Using the listing below, extract each line that has the word "работы" in it.

** Begin Listed records **

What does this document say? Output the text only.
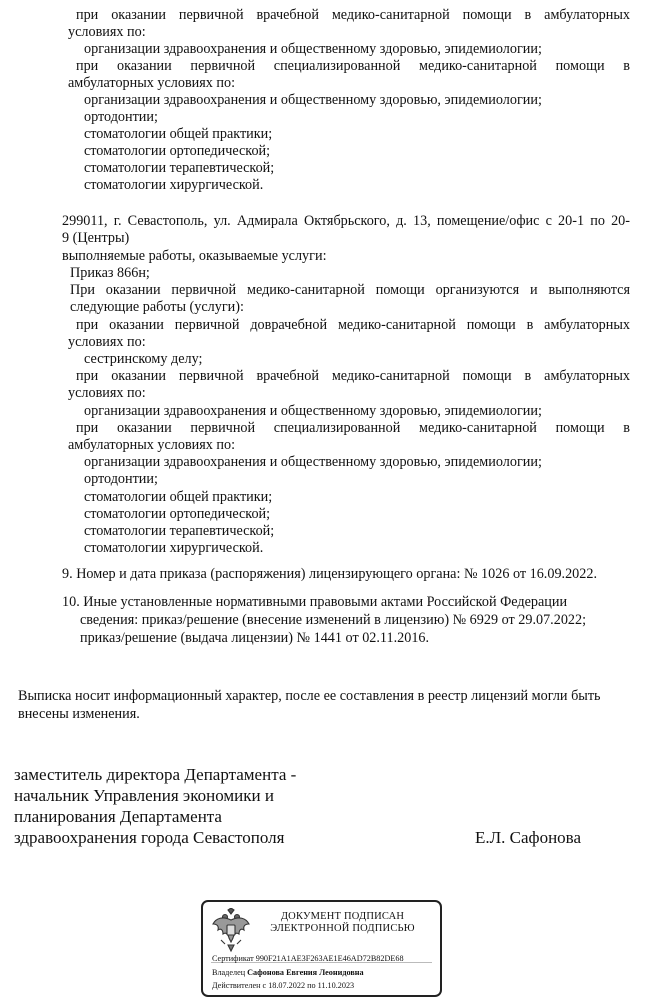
при оказании первичной врачебной медико-санитарной помощи в амбулаторных
условиях по:
организации здравоохранения и общественному здоровью, эпидемиологии;
при оказании первичной специализированной медико-санитарной помощи в
амбулаторных условиях по:
организации здравоохранения и общественному здоровью, эпидемиологии;
ортодонтии;
стоматологии общей практики;
стоматологии ортопедической;
стоматологии терапевтической;
стоматологии хирургической.
299011, г. Севастополь, ул. Адмирала Октябрьского, д. 13, помещение/офис с 20-1 по 20-
9 (Центры)
выполняемые работы, оказываемые услуги:
Приказ 866н;
При оказании первичной медико-санитарной помощи организуются и выполняются
следующие работы (услуги):
при оказании первичной доврачебной медико-санитарной помощи в амбулаторных
условиях по:
сестринскому делу;
при оказании первичной врачебной медико-санитарной помощи в амбулаторных
условиях по:
организации здравоохранения и общественному здоровью, эпидемиологии;
при оказании первичной специализированной медико-санитарной помощи в
амбулаторных условиях по:
организации здравоохранения и общественному здоровью, эпидемиологии;
ортодонтии;
стоматологии общей практики;
стоматологии ортопедической;
стоматологии терапевтической;
стоматологии хирургической.
9. Номер и дата приказа (распоряжения) лицензирующего органа: № 1026 от 16.09.2022.
10. Иные установленные нормативными правовыми актами Российской Федерации
сведения: приказ/решение (внесение изменений в лицензию) № 6929 от 29.07.2022;
приказ/решение (выдача лицензии) № 1441 от 02.11.2016.
Выписка носит информационный характер, после ее составления в реестр лицензий могли быть
внесены изменения.
заместитель директора Департамента -
начальник Управления экономики и
планирования Департамента
здравоохранения города Севастополя	Е.Л. Сафонова
ДОКУМЕНТ ПОДПИСАН
ЭЛЕКТРОННОЙ ПОДПИСЬЮ
Сертификат 990F21A1AE3F263AE1E46AD72B82DE68
Владелец Сафонова Евгения Леонидовна
Действителен с 18.07.2022 по 11.10.2023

** End Listed records **

#### [Written answer]
выполняемые работы, оказываемые услуги:
следующие работы (услуги):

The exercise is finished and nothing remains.